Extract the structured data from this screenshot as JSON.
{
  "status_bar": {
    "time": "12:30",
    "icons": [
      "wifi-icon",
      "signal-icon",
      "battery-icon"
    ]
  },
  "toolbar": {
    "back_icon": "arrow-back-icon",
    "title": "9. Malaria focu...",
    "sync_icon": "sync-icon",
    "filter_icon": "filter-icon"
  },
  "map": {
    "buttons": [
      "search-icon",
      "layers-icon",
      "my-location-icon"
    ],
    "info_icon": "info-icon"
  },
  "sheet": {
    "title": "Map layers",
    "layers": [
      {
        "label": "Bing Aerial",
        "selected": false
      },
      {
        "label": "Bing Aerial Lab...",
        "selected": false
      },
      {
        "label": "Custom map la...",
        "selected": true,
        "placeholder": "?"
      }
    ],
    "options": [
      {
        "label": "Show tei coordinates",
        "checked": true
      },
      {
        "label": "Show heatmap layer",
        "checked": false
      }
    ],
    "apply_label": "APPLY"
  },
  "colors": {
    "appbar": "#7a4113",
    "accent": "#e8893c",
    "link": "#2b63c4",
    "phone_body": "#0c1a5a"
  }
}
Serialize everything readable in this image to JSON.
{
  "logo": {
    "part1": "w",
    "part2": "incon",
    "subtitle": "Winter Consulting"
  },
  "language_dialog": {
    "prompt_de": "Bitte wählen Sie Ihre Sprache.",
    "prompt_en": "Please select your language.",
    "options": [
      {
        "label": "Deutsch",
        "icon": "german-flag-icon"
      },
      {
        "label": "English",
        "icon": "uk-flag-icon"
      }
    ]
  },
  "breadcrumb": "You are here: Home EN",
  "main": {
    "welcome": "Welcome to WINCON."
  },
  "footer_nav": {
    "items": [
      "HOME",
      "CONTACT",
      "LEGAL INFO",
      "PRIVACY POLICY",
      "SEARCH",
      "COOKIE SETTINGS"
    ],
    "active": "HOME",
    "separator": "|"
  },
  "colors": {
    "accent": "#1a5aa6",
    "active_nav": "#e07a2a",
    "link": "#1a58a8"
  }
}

- - - - - - -

__What is required__: Return the lines above exactly, keeping every word.

__Exercise result__:
Extract the structured data from this screenshot as JSON.
{
  "status_bar": {
    "time": "12:30",
    "icons": [
      "wifi-icon",
      "signal-icon",
      "battery-icon"
    ]
  },
  "toolbar": {
    "back_icon": "arrow-back-icon",
    "title": "9. Malaria focu...",
    "sync_icon": "sync-icon",
    "filter_icon": "filter-icon"
  },
  "map": {
    "buttons": [
      "search-icon",
      "layers-icon",
      "my-location-icon"
    ],
    "info_icon": "info-icon"
  },
  "sheet": {
    "title": "Map layers",
    "layers": [
      {
        "label": "Bing Aerial",
        "selected": false
      },
      {
        "label": "Bing Aerial Lab...",
        "selected": false
      },
      {
        "label": "Custom map la...",
        "selected": true,
        "placeholder": "?"
      }
    ],
    "options": [
      {
        "label": "Show tei coordinates",
        "checked": true
      },
      {
        "label": "Show heatmap layer",
        "checked": false
      }
    ],
    "apply_label": "APPLY"
  },
  "colors": {
    "appbar": "#7a4113",
    "accent": "#e8893c",
    "link": "#2b63c4",
    "phone_body": "#0c1a5a"
  }
}
Serialize everything readable in this image to JSON.
{
  "logo": {
    "part1": "w",
    "part2": "incon",
    "subtitle": "Winter Consulting"
  },
  "language_dialog": {
    "prompt_de": "Bitte wählen Sie Ihre Sprache.",
    "prompt_en": "Please select your language.",
    "options": [
      {
        "label": "Deutsch",
        "icon": "german-flag-icon"
      },
      {
        "label": "English",
        "icon": "uk-flag-icon"
      }
    ]
  },
  "breadcrumb": "You are here: Home EN",
  "main": {
    "welcome": "Welcome to WINCON."
  },
  "footer_nav": {
    "items": [
      "HOME",
      "CONTACT",
      "LEGAL INFO",
      "PRIVACY POLICY",
      "SEARCH",
      "COOKIE SETTINGS"
    ],
    "active": "HOME",
    "separator": "|"
  },
  "colors": {
    "accent": "#1a5aa6",
    "active_nav": "#e07a2a",
    "link": "#1a58a8"
  }
}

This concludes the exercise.